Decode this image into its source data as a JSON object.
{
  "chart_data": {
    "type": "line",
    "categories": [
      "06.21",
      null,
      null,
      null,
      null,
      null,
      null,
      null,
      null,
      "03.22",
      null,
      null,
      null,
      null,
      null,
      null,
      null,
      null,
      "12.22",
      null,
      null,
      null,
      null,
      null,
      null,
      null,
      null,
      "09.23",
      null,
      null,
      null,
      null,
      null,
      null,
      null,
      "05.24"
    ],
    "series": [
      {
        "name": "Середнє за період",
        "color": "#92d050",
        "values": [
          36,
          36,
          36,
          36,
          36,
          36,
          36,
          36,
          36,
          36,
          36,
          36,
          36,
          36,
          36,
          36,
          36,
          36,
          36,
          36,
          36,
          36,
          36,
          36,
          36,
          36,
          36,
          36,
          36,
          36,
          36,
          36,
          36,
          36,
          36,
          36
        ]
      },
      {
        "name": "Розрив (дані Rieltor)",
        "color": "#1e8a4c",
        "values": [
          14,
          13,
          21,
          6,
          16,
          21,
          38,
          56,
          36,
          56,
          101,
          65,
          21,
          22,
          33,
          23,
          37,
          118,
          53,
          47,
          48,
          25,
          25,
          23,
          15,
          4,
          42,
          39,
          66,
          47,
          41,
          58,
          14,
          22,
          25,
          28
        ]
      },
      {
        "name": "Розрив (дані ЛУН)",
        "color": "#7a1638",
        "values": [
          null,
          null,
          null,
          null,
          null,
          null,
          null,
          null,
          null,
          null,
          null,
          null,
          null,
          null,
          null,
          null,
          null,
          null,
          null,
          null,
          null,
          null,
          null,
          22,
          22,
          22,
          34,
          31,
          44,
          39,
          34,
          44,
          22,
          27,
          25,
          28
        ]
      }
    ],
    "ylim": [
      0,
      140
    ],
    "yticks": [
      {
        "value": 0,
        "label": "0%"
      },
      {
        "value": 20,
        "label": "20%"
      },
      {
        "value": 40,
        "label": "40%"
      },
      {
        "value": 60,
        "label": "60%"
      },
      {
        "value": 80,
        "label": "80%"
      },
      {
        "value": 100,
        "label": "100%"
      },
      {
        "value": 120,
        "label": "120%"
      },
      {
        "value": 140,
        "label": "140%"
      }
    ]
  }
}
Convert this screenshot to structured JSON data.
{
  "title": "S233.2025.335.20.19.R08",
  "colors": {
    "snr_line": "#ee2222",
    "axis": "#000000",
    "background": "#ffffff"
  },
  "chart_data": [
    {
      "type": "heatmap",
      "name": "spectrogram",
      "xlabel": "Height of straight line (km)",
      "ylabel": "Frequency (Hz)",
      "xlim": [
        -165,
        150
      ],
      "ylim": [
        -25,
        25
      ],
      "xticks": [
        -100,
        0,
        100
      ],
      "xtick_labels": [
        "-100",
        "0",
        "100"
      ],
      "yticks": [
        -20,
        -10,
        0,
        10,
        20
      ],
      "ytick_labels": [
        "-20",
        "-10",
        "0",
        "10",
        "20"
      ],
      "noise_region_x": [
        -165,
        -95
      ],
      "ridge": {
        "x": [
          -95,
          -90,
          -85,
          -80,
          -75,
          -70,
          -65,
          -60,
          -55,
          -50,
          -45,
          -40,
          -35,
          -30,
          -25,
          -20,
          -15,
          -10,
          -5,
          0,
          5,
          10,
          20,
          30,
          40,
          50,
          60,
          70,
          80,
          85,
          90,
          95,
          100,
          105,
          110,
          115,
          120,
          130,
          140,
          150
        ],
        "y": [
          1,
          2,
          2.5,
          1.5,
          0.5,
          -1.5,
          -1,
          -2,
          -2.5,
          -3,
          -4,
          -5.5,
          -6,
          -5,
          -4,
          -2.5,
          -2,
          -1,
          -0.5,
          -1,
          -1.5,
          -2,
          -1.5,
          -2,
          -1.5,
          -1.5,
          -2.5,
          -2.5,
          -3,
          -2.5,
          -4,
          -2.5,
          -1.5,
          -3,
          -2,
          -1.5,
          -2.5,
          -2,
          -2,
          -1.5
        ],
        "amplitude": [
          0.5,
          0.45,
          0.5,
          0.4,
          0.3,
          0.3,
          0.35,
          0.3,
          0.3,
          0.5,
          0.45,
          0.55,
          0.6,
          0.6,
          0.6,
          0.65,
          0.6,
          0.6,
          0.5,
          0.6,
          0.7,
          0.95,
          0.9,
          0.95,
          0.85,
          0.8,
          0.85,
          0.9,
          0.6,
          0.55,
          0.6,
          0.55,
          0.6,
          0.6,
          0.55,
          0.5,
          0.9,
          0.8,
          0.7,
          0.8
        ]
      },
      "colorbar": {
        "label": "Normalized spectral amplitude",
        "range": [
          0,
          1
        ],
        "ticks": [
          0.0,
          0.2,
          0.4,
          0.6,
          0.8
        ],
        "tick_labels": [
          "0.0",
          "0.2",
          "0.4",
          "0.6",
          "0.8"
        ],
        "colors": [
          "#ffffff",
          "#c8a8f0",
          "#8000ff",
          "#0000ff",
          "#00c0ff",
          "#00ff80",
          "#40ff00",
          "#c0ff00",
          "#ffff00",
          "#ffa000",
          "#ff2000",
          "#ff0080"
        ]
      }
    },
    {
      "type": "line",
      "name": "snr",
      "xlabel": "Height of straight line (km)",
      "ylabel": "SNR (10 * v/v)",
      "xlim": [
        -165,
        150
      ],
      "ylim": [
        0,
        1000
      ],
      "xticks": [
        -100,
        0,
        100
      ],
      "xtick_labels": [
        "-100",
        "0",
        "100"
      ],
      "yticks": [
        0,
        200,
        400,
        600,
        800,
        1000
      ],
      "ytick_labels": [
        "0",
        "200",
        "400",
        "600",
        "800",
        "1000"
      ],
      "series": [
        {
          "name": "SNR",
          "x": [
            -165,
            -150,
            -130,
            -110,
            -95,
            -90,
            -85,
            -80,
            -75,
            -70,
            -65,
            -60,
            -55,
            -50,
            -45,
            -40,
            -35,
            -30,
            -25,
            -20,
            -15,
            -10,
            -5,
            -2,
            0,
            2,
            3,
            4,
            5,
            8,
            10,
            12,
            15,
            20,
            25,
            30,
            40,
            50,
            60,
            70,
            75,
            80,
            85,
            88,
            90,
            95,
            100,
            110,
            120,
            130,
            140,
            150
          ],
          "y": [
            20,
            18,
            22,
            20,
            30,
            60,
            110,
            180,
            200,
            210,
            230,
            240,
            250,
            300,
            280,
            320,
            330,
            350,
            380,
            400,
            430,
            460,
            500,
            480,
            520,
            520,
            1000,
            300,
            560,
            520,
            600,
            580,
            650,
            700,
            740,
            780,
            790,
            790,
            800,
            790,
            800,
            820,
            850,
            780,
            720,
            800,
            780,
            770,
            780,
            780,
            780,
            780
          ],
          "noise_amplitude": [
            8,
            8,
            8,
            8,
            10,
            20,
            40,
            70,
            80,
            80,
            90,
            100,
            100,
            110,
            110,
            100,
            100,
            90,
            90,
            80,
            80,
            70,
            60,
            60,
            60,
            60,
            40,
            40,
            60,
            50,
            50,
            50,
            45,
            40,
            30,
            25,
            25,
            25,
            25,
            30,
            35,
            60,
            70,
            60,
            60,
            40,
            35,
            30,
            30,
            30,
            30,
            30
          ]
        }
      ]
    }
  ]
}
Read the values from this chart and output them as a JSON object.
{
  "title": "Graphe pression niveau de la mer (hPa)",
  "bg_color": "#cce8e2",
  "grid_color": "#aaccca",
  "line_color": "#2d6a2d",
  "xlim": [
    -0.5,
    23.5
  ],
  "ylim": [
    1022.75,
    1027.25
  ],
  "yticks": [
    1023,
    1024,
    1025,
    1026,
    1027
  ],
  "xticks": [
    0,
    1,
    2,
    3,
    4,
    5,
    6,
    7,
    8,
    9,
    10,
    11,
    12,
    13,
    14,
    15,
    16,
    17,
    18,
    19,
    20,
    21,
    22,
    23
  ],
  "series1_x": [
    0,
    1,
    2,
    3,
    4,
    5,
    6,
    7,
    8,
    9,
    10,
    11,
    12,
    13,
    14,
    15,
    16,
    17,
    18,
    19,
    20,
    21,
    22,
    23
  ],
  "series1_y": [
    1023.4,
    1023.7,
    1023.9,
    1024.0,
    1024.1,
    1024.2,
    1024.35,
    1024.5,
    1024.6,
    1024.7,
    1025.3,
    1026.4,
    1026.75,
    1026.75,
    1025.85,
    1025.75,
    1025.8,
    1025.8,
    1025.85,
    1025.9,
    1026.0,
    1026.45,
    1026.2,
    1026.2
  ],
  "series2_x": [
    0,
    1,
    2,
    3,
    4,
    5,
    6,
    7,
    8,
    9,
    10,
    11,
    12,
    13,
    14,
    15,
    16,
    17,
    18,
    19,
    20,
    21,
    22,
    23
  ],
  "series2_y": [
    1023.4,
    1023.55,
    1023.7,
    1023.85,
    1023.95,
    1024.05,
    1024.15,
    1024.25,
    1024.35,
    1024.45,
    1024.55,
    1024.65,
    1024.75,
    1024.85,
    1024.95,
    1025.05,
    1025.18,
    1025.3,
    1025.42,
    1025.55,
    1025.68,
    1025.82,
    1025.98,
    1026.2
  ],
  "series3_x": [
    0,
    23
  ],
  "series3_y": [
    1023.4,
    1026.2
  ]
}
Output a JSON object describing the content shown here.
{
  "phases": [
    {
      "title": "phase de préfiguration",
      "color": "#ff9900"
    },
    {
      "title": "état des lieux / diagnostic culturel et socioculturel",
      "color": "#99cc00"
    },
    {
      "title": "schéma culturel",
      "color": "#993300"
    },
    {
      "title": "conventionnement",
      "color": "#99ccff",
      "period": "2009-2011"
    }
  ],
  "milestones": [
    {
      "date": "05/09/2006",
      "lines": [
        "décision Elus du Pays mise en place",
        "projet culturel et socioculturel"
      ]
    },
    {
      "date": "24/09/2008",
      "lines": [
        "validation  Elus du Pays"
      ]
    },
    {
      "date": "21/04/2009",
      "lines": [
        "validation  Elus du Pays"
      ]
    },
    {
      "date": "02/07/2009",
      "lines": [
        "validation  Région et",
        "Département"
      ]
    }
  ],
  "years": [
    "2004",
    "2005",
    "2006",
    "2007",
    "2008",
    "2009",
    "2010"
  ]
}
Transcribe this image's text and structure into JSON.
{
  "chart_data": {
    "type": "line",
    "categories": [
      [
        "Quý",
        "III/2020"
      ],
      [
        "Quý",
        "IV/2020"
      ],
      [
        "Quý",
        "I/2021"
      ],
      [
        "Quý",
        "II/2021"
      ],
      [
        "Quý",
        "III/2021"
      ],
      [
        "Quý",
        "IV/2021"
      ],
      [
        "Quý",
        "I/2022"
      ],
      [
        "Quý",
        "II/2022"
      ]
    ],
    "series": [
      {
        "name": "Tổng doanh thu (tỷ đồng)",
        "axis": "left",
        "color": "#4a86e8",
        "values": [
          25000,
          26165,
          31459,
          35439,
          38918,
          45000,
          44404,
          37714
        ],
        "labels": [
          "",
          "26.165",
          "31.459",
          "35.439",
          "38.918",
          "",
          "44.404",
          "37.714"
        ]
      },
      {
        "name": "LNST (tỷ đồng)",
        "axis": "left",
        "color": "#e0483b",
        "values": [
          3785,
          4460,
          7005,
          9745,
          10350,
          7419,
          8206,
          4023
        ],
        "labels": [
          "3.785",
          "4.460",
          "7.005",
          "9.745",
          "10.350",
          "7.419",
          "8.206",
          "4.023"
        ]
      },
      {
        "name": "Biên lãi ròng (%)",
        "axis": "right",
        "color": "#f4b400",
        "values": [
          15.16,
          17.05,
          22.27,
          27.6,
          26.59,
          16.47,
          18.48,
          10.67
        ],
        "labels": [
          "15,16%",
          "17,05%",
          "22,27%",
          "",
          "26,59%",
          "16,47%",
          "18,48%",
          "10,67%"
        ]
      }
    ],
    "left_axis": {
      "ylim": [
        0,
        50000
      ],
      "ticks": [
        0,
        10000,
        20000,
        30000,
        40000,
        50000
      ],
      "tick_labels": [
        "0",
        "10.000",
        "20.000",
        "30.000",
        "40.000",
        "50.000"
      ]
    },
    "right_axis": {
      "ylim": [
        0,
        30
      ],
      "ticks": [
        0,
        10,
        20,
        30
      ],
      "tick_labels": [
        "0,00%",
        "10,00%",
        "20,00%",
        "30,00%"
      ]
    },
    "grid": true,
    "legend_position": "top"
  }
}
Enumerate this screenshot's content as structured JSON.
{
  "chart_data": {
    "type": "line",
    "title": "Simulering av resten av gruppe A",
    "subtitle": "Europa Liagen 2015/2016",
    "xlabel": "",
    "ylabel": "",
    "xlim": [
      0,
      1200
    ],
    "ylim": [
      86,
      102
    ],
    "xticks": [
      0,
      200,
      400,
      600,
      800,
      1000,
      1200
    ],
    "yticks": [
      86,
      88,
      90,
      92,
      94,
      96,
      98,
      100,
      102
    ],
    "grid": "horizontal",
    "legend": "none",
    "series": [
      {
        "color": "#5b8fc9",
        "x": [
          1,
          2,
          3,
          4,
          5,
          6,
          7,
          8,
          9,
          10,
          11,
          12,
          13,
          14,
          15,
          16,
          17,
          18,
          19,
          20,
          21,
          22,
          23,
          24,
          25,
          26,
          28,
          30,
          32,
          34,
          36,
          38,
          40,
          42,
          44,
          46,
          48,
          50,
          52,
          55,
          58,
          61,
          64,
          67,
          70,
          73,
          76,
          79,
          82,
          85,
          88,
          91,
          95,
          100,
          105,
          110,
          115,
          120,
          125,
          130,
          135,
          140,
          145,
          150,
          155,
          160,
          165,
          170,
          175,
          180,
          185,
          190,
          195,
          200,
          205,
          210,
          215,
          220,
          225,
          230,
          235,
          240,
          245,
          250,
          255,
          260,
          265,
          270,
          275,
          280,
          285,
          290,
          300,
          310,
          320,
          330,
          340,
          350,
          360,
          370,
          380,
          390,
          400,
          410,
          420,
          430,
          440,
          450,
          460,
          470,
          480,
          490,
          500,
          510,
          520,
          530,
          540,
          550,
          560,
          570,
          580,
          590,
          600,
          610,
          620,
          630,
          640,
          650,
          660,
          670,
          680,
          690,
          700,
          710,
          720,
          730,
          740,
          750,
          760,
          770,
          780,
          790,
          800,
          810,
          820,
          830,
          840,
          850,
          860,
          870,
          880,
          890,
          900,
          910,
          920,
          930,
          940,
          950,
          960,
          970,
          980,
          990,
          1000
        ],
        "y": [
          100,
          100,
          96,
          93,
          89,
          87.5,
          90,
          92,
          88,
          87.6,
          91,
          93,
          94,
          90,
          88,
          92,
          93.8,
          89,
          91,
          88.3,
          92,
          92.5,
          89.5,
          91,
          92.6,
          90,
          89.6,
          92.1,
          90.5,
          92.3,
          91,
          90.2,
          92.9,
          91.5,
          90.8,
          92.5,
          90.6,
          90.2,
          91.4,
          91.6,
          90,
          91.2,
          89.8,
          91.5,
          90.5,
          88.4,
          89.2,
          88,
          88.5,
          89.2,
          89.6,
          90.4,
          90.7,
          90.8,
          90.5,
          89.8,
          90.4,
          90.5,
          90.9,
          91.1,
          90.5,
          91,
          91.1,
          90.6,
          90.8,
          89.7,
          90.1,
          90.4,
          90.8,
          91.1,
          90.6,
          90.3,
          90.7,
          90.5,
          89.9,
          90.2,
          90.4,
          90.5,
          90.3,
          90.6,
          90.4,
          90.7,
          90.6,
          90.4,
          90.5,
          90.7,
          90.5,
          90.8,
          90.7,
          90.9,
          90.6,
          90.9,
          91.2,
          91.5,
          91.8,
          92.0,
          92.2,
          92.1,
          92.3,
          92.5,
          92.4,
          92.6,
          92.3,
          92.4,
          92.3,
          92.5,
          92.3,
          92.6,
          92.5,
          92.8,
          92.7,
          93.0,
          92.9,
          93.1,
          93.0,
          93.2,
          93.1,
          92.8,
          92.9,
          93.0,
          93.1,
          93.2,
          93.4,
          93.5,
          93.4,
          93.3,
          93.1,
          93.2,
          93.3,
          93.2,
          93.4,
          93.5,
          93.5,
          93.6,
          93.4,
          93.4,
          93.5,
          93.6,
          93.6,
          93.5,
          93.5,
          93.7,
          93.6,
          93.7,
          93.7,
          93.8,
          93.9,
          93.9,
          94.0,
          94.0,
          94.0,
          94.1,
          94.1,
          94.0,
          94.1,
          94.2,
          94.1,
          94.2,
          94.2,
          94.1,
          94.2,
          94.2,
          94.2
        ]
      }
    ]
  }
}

__WHAT YOU NEED TO DO__.
What is the number of lines above that hold the string "socioculturel"? Answer with that number alone.

__REPLY__.
2